*ENTRIES*
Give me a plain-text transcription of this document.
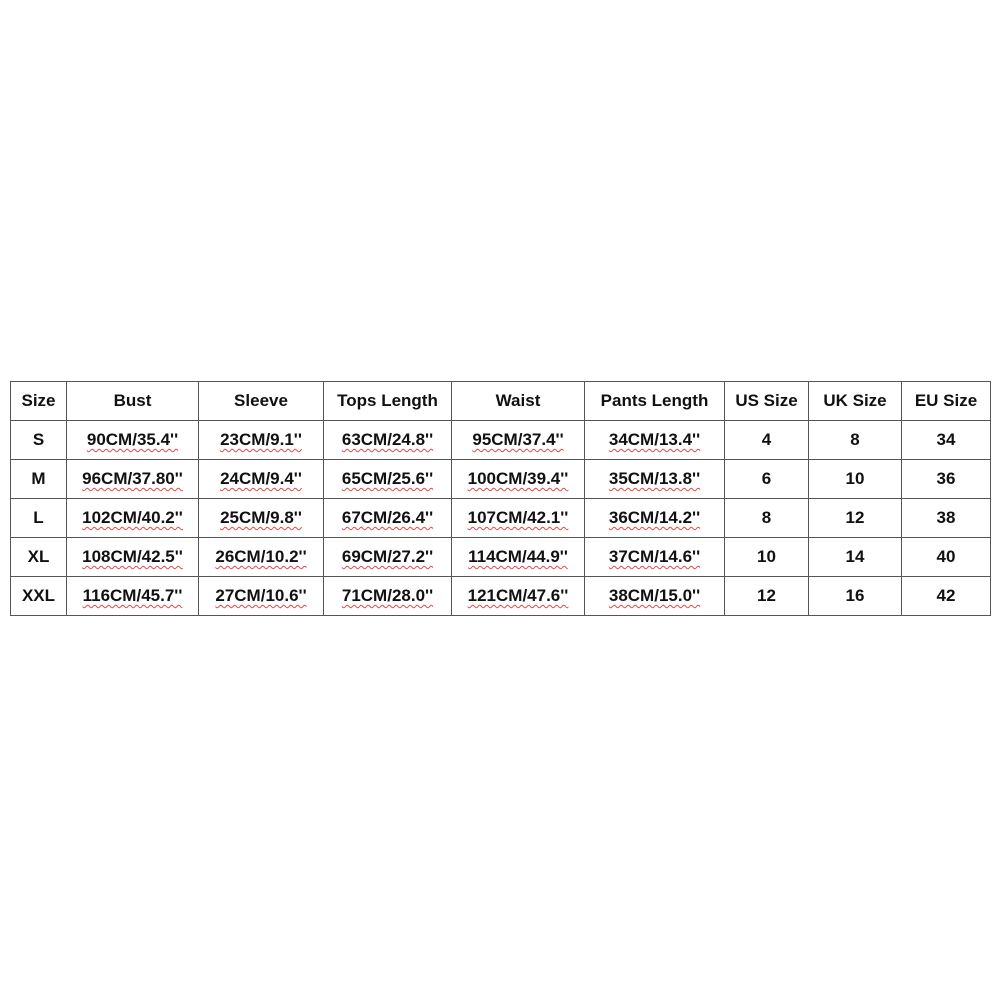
Size	Bust	Sleeve	Tops Length	Waist	Pants Length	US Size	UK Size	EU Size
S	90CM/35.4''	23CM/9.1''	63CM/24.8''	95CM/37.4''	34CM/13.4''	4	8	34
M	96CM/37.80''	24CM/9.4''	65CM/25.6''	100CM/39.4''	35CM/13.8''	6	10	36
L	102CM/40.2''	25CM/9.8''	67CM/26.4''	107CM/42.1''	36CM/14.2''	8	12	38
XL	108CM/42.5''	26CM/10.2''	69CM/27.2''	114CM/44.9''	37CM/14.6''	10	14	40
XXL	116CM/45.7''	27CM/10.6''	71CM/28.0''	121CM/47.6''	38CM/15.0''	12	16	42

*INSTRUCTIONS TO FOLLOW*
Omit every picture while copying the listing above exactly.

*ANSWER*
Give me a plain-text transcription of this document.
Size	Bust	Sleeve	Tops Length	Waist	Pants Length	US Size	UK Size	EU Size
S	90CM/35.4''	23CM/9.1''	63CM/24.8''	95CM/37.4''	34CM/13.4''	4	8	34
M	96CM/37.80''	24CM/9.4''	65CM/25.6''	100CM/39.4''	35CM/13.8''	6	10	36
L	102CM/40.2''	25CM/9.8''	67CM/26.4''	107CM/42.1''	36CM/14.2''	8	12	38
XL	108CM/42.5''	26CM/10.2''	69CM/27.2''	114CM/44.9''	37CM/14.6''	10	14	40
XXL	116CM/45.7''	27CM/10.6''	71CM/28.0''	121CM/47.6''	38CM/15.0''	12	16	42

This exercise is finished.